## YOUR TASK:
Wherever the word "name" shows up in a line, please copy that line.

## MATERIAL SHOWN:
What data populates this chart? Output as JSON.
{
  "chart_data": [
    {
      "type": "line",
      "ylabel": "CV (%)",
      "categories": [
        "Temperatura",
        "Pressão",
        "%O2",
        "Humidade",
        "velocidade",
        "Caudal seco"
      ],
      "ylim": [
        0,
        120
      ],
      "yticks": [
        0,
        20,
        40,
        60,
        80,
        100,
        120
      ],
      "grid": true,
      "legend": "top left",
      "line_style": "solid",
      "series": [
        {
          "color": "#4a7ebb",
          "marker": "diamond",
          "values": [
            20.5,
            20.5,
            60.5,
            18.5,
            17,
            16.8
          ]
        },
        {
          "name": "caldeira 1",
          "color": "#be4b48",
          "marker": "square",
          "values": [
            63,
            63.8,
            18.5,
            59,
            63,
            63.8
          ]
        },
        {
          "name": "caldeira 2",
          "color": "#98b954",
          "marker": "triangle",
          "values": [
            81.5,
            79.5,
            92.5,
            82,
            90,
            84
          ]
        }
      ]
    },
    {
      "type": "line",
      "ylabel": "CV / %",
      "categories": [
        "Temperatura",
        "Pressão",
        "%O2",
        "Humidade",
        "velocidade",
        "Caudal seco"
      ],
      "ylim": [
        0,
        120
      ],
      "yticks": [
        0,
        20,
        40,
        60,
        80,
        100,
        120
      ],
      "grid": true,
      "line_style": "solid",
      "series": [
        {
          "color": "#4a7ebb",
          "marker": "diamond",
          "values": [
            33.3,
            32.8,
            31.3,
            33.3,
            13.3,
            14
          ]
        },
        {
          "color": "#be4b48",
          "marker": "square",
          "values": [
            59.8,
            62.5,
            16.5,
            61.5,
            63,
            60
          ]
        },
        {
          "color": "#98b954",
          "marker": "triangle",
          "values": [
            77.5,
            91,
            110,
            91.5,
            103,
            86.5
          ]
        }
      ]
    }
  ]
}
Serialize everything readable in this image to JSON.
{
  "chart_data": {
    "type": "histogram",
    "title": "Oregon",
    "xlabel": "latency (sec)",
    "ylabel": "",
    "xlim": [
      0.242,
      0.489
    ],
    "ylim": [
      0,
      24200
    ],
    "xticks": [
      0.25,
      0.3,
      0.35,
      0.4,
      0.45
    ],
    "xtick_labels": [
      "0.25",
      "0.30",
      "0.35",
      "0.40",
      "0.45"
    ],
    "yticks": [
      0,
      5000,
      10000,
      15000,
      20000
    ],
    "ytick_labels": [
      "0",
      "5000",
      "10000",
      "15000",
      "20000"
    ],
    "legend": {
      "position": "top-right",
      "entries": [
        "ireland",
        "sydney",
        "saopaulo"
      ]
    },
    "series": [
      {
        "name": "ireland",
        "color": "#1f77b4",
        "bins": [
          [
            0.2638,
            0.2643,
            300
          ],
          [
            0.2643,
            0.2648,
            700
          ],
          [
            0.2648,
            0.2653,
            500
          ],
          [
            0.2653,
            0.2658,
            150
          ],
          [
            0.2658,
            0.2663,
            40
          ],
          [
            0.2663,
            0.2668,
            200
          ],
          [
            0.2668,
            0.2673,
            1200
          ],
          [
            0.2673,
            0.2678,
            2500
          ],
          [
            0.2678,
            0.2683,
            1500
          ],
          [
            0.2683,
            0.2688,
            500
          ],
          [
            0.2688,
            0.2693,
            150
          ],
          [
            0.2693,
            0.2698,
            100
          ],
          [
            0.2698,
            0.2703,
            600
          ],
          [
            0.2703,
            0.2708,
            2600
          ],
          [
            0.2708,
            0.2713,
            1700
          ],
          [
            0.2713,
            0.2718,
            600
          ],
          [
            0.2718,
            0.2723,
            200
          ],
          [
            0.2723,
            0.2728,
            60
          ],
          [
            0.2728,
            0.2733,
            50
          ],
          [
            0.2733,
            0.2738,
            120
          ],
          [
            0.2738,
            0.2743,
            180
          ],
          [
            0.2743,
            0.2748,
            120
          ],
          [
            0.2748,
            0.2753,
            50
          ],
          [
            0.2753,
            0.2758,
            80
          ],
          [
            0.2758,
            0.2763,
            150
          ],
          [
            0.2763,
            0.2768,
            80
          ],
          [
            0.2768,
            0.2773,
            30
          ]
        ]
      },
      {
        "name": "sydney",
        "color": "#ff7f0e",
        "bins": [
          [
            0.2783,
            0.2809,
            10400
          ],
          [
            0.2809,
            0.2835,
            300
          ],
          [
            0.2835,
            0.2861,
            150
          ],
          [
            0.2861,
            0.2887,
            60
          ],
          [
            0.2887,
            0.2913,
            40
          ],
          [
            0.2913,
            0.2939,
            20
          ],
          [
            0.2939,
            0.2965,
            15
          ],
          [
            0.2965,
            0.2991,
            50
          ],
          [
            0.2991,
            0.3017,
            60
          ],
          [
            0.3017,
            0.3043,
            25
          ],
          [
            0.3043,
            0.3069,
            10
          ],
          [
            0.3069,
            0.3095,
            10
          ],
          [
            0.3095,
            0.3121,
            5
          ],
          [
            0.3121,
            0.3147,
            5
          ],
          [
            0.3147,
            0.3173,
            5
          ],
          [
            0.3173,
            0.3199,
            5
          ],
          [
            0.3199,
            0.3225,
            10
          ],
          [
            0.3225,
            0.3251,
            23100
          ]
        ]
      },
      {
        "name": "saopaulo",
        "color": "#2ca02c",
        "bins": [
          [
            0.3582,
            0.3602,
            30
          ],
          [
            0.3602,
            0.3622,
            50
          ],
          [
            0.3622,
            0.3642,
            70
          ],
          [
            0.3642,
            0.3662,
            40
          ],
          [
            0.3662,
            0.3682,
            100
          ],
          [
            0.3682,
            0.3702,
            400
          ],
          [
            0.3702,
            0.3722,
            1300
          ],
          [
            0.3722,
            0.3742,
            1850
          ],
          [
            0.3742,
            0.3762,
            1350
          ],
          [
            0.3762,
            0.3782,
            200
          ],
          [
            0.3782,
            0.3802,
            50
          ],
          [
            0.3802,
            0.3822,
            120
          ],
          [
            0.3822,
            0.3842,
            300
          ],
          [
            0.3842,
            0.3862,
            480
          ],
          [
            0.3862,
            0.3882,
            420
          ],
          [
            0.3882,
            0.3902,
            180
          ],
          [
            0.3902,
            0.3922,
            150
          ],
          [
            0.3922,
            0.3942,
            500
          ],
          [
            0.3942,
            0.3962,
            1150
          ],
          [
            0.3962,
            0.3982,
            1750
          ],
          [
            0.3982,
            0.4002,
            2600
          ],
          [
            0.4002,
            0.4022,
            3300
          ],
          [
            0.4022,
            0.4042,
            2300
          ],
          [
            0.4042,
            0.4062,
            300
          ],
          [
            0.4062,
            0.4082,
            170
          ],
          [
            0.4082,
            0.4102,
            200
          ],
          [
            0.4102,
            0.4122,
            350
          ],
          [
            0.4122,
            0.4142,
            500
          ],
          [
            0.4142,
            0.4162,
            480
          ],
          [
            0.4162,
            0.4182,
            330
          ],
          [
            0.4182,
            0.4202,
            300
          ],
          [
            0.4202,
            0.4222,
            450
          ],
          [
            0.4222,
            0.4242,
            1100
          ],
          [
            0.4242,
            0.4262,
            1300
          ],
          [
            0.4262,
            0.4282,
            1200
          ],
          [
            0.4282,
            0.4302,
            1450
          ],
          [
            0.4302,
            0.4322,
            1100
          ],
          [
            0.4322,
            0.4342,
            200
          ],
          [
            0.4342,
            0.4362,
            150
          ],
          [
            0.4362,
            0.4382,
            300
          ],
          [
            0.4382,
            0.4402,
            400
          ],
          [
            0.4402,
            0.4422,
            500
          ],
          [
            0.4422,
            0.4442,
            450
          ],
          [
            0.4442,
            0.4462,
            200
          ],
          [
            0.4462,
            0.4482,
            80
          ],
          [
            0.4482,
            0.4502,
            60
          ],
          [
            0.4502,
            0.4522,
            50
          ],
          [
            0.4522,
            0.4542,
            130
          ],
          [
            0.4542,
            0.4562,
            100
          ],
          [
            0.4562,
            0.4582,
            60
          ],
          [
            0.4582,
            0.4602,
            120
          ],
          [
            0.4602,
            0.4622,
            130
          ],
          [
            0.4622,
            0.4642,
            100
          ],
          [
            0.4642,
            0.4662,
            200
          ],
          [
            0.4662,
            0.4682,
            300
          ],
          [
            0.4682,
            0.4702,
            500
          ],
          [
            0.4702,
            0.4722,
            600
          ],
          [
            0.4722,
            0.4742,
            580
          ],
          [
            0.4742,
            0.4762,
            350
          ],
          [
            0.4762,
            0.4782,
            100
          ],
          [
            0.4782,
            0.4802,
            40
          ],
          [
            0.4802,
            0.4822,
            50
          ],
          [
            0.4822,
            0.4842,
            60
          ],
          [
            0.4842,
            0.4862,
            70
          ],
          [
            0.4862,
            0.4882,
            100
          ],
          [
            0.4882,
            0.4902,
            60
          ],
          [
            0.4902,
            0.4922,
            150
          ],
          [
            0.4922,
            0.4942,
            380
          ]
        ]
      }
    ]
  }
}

## RESPONSE:
          "name": "caldeira 1",
          "name": "caldeira 2",
        "name": "ireland",
        "name": "sydney",
        "name": "saopaulo",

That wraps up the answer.